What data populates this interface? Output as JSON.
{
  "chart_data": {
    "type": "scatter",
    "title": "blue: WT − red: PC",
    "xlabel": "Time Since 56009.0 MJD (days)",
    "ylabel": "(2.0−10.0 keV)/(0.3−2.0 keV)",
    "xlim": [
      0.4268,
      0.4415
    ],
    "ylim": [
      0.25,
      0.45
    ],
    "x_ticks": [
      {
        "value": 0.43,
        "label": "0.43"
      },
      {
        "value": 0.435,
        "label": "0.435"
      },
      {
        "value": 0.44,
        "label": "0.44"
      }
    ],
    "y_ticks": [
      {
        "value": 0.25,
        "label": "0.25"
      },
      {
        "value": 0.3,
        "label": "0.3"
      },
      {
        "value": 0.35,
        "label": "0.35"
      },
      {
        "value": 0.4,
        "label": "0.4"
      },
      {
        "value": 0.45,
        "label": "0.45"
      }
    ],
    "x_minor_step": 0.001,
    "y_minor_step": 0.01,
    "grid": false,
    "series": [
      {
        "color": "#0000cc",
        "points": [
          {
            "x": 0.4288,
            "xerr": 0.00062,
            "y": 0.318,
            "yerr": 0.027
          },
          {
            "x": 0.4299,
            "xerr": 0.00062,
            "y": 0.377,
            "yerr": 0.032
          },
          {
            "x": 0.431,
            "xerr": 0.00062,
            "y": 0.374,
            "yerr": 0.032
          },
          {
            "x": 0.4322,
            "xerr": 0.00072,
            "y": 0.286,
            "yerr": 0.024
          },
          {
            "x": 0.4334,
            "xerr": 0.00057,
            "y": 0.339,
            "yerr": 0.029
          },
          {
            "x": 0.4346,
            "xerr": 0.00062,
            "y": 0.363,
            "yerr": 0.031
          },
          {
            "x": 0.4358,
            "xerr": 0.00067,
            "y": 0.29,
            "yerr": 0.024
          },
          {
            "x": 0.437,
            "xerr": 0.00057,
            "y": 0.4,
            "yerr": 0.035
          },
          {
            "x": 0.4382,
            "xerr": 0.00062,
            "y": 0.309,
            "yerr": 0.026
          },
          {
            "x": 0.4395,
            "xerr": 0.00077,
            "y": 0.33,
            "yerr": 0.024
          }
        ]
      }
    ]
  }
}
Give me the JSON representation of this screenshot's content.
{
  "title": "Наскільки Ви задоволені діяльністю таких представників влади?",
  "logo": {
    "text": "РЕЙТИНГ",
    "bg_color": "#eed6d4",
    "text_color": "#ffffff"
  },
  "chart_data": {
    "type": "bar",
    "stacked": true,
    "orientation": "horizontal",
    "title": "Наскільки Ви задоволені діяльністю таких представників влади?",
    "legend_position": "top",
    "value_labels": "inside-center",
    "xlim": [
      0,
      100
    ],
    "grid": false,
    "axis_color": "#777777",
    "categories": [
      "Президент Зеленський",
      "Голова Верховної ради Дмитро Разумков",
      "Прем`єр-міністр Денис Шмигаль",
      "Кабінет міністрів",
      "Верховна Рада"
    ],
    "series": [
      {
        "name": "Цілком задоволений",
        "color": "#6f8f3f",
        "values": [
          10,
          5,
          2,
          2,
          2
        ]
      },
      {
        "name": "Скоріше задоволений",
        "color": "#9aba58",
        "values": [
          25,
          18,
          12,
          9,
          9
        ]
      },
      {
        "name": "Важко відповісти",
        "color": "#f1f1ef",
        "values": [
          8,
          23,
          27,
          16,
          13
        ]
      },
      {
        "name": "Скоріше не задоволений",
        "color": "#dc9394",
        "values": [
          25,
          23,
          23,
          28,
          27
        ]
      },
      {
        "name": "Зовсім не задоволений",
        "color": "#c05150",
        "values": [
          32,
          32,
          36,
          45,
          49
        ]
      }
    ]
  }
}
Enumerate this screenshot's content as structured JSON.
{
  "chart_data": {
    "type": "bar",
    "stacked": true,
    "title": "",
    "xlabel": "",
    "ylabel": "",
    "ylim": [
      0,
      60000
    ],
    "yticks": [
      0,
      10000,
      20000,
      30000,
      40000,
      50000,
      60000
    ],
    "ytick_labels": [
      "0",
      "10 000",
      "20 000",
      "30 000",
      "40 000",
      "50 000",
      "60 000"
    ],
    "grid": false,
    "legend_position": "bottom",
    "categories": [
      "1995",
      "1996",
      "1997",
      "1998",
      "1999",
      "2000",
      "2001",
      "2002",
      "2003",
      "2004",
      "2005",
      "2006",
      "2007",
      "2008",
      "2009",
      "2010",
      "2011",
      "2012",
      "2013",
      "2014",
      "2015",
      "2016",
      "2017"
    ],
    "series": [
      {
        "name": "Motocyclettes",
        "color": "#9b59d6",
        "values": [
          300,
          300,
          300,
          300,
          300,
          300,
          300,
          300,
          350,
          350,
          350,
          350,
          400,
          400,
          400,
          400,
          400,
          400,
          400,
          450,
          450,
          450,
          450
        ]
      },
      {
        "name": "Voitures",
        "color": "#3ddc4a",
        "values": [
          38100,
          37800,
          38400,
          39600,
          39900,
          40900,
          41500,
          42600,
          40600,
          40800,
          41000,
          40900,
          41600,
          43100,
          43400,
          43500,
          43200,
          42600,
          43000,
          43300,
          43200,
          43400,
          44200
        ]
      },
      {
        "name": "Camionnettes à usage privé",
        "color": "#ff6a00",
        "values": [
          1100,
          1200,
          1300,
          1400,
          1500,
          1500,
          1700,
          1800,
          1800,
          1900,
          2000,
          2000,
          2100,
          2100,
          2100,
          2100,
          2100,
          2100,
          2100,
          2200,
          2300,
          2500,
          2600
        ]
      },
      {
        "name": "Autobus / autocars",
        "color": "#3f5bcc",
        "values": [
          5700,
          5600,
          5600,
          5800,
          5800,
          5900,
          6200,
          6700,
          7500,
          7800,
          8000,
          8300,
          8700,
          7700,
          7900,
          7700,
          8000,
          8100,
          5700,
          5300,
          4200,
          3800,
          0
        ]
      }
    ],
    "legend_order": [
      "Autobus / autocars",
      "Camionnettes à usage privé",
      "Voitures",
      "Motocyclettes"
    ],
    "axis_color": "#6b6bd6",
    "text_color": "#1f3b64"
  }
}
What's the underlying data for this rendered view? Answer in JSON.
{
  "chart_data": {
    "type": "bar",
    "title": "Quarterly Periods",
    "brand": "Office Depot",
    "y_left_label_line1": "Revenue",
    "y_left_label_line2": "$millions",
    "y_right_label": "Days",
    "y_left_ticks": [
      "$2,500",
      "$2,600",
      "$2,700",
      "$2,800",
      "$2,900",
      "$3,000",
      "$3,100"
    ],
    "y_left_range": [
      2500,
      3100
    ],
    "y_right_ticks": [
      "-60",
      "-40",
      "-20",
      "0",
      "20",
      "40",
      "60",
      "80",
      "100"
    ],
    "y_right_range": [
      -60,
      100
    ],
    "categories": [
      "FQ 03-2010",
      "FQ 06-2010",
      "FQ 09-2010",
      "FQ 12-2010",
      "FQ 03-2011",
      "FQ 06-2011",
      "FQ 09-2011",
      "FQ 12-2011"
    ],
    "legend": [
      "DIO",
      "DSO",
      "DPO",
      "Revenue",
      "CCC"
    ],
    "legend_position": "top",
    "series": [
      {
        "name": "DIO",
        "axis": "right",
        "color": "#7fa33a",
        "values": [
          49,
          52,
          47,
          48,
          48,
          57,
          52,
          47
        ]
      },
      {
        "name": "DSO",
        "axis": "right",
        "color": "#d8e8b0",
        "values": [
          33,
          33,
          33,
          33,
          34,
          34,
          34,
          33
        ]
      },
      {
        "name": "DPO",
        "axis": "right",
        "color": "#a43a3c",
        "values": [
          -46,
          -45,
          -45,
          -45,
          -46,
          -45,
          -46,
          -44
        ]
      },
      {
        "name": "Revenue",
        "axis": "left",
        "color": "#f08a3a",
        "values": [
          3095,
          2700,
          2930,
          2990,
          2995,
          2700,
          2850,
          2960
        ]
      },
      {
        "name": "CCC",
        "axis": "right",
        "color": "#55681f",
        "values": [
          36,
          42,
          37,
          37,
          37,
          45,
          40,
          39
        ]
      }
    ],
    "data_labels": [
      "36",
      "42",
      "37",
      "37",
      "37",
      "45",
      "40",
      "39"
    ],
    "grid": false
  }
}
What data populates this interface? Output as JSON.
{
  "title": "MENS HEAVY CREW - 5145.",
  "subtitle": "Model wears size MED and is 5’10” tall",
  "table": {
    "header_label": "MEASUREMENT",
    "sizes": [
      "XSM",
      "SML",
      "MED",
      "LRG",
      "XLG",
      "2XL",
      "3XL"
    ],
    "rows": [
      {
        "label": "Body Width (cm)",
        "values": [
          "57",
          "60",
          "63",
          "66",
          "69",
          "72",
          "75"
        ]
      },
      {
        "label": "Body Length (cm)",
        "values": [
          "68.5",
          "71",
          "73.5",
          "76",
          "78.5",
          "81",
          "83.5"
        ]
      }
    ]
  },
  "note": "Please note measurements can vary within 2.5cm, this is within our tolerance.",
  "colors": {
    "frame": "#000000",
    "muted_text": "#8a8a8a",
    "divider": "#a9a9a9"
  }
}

**The exercise:**
Wherever the string "Camionnettes" appears in the entries above, list that line.

**Output below:**
        "name": "Camionnettes à usage privé",
      "Camionnettes à usage privé",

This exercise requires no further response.